═══ THE RECORDS

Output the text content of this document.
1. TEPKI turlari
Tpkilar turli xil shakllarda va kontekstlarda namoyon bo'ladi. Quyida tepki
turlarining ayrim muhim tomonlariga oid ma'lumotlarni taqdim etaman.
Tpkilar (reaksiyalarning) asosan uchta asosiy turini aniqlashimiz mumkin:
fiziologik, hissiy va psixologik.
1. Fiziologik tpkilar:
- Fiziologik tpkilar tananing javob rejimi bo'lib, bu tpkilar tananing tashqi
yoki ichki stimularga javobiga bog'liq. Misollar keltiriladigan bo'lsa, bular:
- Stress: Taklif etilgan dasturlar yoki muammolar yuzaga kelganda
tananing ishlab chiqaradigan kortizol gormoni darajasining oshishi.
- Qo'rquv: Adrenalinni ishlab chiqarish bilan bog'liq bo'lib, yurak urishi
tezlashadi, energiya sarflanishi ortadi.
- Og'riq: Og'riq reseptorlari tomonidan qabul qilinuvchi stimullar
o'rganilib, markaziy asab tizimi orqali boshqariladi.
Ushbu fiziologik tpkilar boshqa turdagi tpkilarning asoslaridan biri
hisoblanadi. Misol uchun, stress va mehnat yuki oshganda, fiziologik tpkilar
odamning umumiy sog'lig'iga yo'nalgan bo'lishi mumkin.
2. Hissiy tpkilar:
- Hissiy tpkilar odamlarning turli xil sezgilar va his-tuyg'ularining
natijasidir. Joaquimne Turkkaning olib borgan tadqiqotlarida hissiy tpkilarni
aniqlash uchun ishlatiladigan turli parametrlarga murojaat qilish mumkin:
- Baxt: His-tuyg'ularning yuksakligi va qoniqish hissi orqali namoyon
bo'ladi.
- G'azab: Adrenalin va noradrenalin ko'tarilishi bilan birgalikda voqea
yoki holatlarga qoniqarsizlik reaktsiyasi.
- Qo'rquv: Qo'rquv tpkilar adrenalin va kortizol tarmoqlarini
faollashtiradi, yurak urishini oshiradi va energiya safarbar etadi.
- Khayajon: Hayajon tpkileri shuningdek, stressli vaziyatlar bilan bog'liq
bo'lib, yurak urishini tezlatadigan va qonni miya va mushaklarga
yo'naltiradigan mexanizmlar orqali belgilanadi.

══════

__WHAT THE EXERCISE ASKS__:
Return each line that includes "kortizol".

__THE OUTPUT__:
tananing ishlab chiqaradigan kortizol gormoni darajasining oshishi.
- Qo'rquv: Qo'rquv tpkilar adrenalin va kortizol tarmoqlarini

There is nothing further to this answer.